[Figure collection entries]

+ + + + + + +

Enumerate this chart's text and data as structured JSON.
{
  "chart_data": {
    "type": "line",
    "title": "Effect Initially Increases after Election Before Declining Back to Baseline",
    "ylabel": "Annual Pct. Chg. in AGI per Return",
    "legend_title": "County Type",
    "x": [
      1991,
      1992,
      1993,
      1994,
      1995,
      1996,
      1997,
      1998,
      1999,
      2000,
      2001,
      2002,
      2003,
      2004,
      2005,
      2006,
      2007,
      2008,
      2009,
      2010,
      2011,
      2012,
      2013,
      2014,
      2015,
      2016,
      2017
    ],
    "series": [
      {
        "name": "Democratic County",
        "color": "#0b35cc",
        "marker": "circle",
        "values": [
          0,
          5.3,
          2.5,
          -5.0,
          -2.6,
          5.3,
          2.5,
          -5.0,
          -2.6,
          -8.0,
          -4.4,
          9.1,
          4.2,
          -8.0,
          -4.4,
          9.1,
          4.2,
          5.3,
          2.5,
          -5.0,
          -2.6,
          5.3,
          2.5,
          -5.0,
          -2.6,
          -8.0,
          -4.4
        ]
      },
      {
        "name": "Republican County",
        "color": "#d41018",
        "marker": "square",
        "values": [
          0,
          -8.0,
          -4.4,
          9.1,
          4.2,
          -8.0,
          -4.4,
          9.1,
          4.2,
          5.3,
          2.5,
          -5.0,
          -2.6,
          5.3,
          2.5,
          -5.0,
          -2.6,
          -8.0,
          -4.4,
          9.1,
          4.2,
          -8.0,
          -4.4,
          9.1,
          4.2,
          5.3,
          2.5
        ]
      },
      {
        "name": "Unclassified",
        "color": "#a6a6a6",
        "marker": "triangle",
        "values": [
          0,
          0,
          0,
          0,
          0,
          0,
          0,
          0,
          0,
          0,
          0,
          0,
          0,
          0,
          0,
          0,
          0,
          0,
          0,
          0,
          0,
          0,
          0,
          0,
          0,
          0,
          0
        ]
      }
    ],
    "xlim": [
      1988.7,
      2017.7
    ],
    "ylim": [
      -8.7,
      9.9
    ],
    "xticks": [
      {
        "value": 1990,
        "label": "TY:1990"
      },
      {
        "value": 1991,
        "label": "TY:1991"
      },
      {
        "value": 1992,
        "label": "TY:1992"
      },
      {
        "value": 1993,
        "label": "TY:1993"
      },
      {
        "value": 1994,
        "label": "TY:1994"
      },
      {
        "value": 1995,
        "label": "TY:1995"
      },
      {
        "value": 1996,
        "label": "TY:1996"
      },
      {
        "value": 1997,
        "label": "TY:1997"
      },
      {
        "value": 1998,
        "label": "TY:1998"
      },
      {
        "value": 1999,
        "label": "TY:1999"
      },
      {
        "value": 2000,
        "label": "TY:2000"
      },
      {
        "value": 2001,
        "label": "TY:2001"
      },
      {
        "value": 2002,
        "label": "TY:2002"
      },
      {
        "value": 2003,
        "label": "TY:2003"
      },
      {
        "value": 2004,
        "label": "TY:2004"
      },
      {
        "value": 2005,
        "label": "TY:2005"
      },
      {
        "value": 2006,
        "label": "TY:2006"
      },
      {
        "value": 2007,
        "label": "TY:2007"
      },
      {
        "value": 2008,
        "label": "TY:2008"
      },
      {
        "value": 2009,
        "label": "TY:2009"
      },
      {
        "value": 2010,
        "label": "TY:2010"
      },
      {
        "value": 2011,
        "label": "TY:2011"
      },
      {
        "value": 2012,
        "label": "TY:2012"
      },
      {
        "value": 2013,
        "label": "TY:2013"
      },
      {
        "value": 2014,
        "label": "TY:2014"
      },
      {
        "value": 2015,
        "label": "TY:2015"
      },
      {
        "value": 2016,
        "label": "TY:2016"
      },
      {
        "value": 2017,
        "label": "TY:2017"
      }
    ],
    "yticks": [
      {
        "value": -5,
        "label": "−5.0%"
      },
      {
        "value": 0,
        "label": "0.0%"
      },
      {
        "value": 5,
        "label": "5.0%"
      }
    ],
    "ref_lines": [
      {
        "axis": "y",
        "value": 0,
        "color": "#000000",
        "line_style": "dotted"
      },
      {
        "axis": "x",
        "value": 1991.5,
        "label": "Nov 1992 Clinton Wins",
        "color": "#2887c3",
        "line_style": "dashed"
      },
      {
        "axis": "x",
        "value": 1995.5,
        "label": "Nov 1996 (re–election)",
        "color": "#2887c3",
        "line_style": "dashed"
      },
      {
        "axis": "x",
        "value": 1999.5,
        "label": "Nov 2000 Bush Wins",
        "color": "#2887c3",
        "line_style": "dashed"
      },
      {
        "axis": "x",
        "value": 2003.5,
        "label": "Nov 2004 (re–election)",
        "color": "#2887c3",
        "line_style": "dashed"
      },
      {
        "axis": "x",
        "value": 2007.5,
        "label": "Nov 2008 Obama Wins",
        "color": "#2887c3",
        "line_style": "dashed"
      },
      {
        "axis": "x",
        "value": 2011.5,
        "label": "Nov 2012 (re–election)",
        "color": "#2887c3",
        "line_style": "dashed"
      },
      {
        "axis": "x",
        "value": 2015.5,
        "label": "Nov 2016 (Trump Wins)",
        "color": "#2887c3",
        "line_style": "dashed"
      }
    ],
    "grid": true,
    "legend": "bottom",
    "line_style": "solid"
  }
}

+ + + + + + +

● Set task: Please restate the whole listing word for word.

● Written answer:
Enumerate this chart's text and data as structured JSON.
{
  "chart_data": {
    "type": "line",
    "title": "Effect Initially Increases after Election Before Declining Back to Baseline",
    "ylabel": "Annual Pct. Chg. in AGI per Return",
    "legend_title": "County Type",
    "x": [
      1991,
      1992,
      1993,
      1994,
      1995,
      1996,
      1997,
      1998,
      1999,
      2000,
      2001,
      2002,
      2003,
      2004,
      2005,
      2006,
      2007,
      2008,
      2009,
      2010,
      2011,
      2012,
      2013,
      2014,
      2015,
      2016,
      2017
    ],
    "series": [
      {
        "name": "Democratic County",
        "color": "#0b35cc",
        "marker": "circle",
        "values": [
          0,
          5.3,
          2.5,
          -5.0,
          -2.6,
          5.3,
          2.5,
          -5.0,
          -2.6,
          -8.0,
          -4.4,
          9.1,
          4.2,
          -8.0,
          -4.4,
          9.1,
          4.2,
          5.3,
          2.5,
          -5.0,
          -2.6,
          5.3,
          2.5,
          -5.0,
          -2.6,
          -8.0,
          -4.4
        ]
      },
      {
        "name": "Republican County",
        "color": "#d41018",
        "marker": "square",
        "values": [
          0,
          -8.0,
          -4.4,
          9.1,
          4.2,
          -8.0,
          -4.4,
          9.1,
          4.2,
          5.3,
          2.5,
          -5.0,
          -2.6,
          5.3,
          2.5,
          -5.0,
          -2.6,
          -8.0,
          -4.4,
          9.1,
          4.2,
          -8.0,
          -4.4,
          9.1,
          4.2,
          5.3,
          2.5
        ]
      },
      {
        "name": "Unclassified",
        "color": "#a6a6a6",
        "marker": "triangle",
        "values": [
          0,
          0,
          0,
          0,
          0,
          0,
          0,
          0,
          0,
          0,
          0,
          0,
          0,
          0,
          0,
          0,
          0,
          0,
          0,
          0,
          0,
          0,
          0,
          0,
          0,
          0,
          0
        ]
      }
    ],
    "xlim": [
      1988.7,
      2017.7
    ],
    "ylim": [
      -8.7,
      9.9
    ],
    "xticks": [
      {
        "value": 1990,
        "label": "TY:1990"
      },
      {
        "value": 1991,
        "label": "TY:1991"
      },
      {
        "value": 1992,
        "label": "TY:1992"
      },
      {
        "value": 1993,
        "label": "TY:1993"
      },
      {
        "value": 1994,
        "label": "TY:1994"
      },
      {
        "value": 1995,
        "label": "TY:1995"
      },
      {
        "value": 1996,
        "label": "TY:1996"
      },
      {
        "value": 1997,
        "label": "TY:1997"
      },
      {
        "value": 1998,
        "label": "TY:1998"
      },
      {
        "value": 1999,
        "label": "TY:1999"
      },
      {
        "value": 2000,
        "label": "TY:2000"
      },
      {
        "value": 2001,
        "label": "TY:2001"
      },
      {
        "value": 2002,
        "label": "TY:2002"
      },
      {
        "value": 2003,
        "label": "TY:2003"
      },
      {
        "value": 2004,
        "label": "TY:2004"
      },
      {
        "value": 2005,
        "label": "TY:2005"
      },
      {
        "value": 2006,
        "label": "TY:2006"
      },
      {
        "value": 2007,
        "label": "TY:2007"
      },
      {
        "value": 2008,
        "label": "TY:2008"
      },
      {
        "value": 2009,
        "label": "TY:2009"
      },
      {
        "value": 2010,
        "label": "TY:2010"
      },
      {
        "value": 2011,
        "label": "TY:2011"
      },
      {
        "value": 2012,
        "label": "TY:2012"
      },
      {
        "value": 2013,
        "label": "TY:2013"
      },
      {
        "value": 2014,
        "label": "TY:2014"
      },
      {
        "value": 2015,
        "label": "TY:2015"
      },
      {
        "value": 2016,
        "label": "TY:2016"
      },
      {
        "value": 2017,
        "label": "TY:2017"
      }
    ],
    "yticks": [
      {
        "value": -5,
        "label": "−5.0%"
      },
      {
        "value": 0,
        "label": "0.0%"
      },
      {
        "value": 5,
        "label": "5.0%"
      }
    ],
    "ref_lines": [
      {
        "axis": "y",
        "value": 0,
        "color": "#000000",
        "line_style": "dotted"
      },
      {
        "axis": "x",
        "value": 1991.5,
        "label": "Nov 1992 Clinton Wins",
        "color": "#2887c3",
        "line_style": "dashed"
      },
      {
        "axis": "x",
        "value": 1995.5,
        "label": "Nov 1996 (re–election)",
        "color": "#2887c3",
        "line_style": "dashed"
      },
      {
        "axis": "x",
        "value": 1999.5,
        "label": "Nov 2000 Bush Wins",
        "color": "#2887c3",
        "line_style": "dashed"
      },
      {
        "axis": "x",
        "value": 2003.5,
        "label": "Nov 2004 (re–election)",
        "color": "#2887c3",
        "line_style": "dashed"
      },
      {
        "axis": "x",
        "value": 2007.5,
        "label": "Nov 2008 Obama Wins",
        "color": "#2887c3",
        "line_style": "dashed"
      },
      {
        "axis": "x",
        "value": 2011.5,
        "label": "Nov 2012 (re–election)",
        "color": "#2887c3",
        "line_style": "dashed"
      },
      {
        "axis": "x",
        "value": 2015.5,
        "label": "Nov 2016 (Trump Wins)",
        "color": "#2887c3",
        "line_style": "dashed"
      }
    ],
    "grid": true,
    "legend": "bottom",
    "line_style": "solid"
  }
}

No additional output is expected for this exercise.